__What to do__
Only lines with the string "number" matter here; gather them from the material below.

__Input records__
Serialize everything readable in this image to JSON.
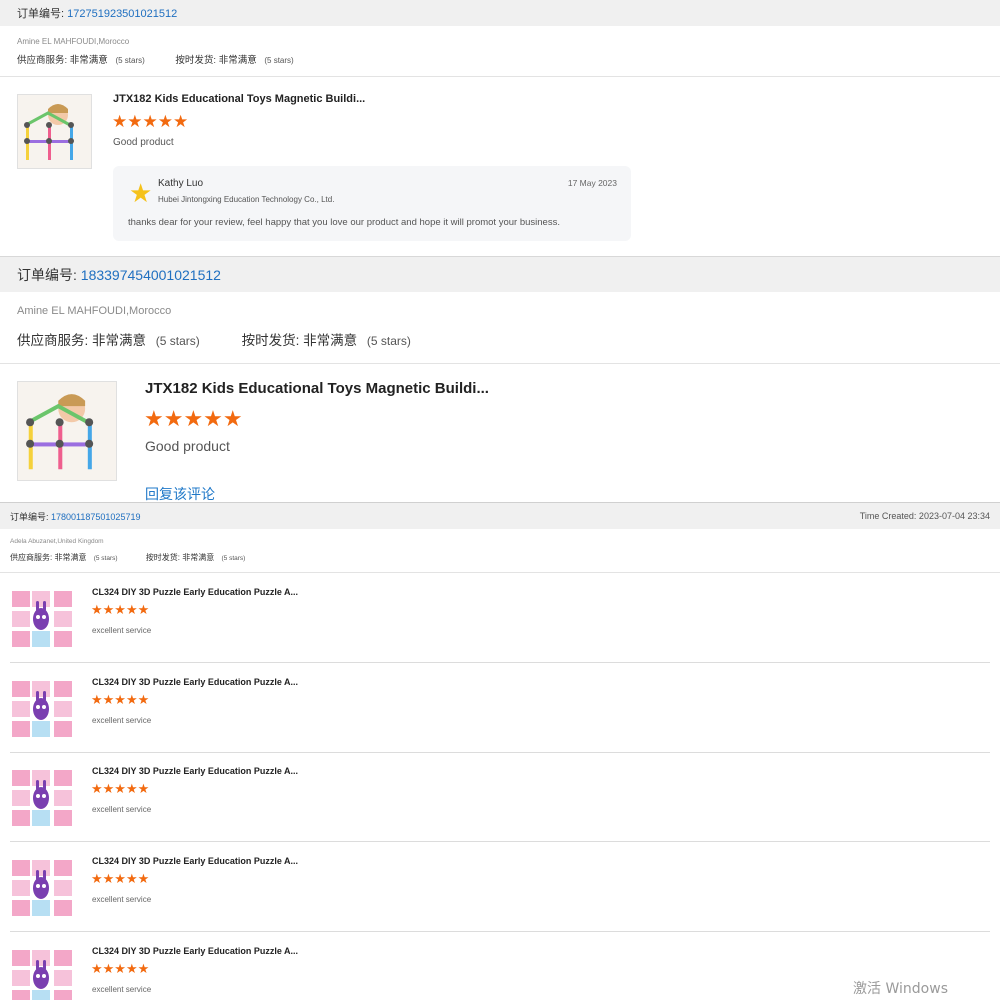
{
  "colors": {
    "accent_blue": "#1f6fc0",
    "star_orange": "#f26a10",
    "header_bg": "#f0f0f0"
  },
  "icons": {
    "star": "star-icon",
    "avatar": "star-avatar-icon"
  },
  "order1": {
    "label": "订单编号:",
    "number": "1727519235010215​12",
    "buyer": "Amine EL MAHFOUDI,Morocco",
    "supplier_service_label": "供应商服务:",
    "supplier_service_value": "非常满意",
    "supplier_service_stars": "(5 stars)",
    "ontime_label": "按时发货:",
    "ontime_value": "非常满意",
    "ontime_stars": "(5 stars)",
    "product_title": "JTX182 Kids Educational Toys Magnetic Buildi...",
    "rating_stars": "★★★★★",
    "comment": "Good product",
    "reply": {
      "name": "Kathy Luo",
      "company": "Hubei Jintongxing Education Technology Co., Ltd.",
      "date": "17 May 2023",
      "text": "thanks dear for your review, feel happy that you love our product and hope it will promot your business."
    }
  },
  "order2": {
    "label": "订单编号:",
    "number": "183397454001021512",
    "buyer": "Amine EL MAHFOUDI,Morocco",
    "supplier_service_label": "供应商服务:",
    "supplier_service_value": "非常满意",
    "supplier_service_stars": "(5 stars)",
    "ontime_label": "按时发货:",
    "ontime_value": "非常满意",
    "ontime_stars": "(5 stars)",
    "product_title": "JTX182 Kids Educational Toys Magnetic Buildi...",
    "rating_stars": "★★★★★",
    "comment": "Good product",
    "reply_link": "回复该评论"
  },
  "order3": {
    "label": "订单编号:",
    "number": "178001187501025719",
    "time_created": "Time Created: 2023-07-04 23:34",
    "buyer": "Adela Abuzanet,United Kingdom",
    "supplier_service_label": "供应商服务:",
    "supplier_service_value": "非常满意",
    "supplier_service_stars": "(5 stars)",
    "ontime_label": "按时发货:",
    "ontime_value": "非常满意",
    "ontime_stars": "(5 stars)",
    "items": [
      {
        "title": "CL324 DIY 3D Puzzle Early Education Puzzle A...",
        "stars": "★★★★★",
        "comment": "excellent service"
      },
      {
        "title": "CL324 DIY 3D Puzzle Early Education Puzzle A...",
        "stars": "★★★★★",
        "comment": "excellent service"
      },
      {
        "title": "CL324 DIY 3D Puzzle Early Education Puzzle A...",
        "stars": "★★★★★",
        "comment": "excellent service"
      },
      {
        "title": "CL324 DIY 3D Puzzle Early Education Puzzle A...",
        "stars": "★★★★★",
        "comment": "excellent service"
      },
      {
        "title": "CL324 DIY 3D Puzzle Early Education Puzzle A...",
        "stars": "★★★★★",
        "comment": "excellent service"
      }
    ]
  },
  "watermark": "激活 Windows"
}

__Solution for this task__
    "number": "1727519235010215​12",
    "number": "183397454001021512",
    "number": "178001187501025719",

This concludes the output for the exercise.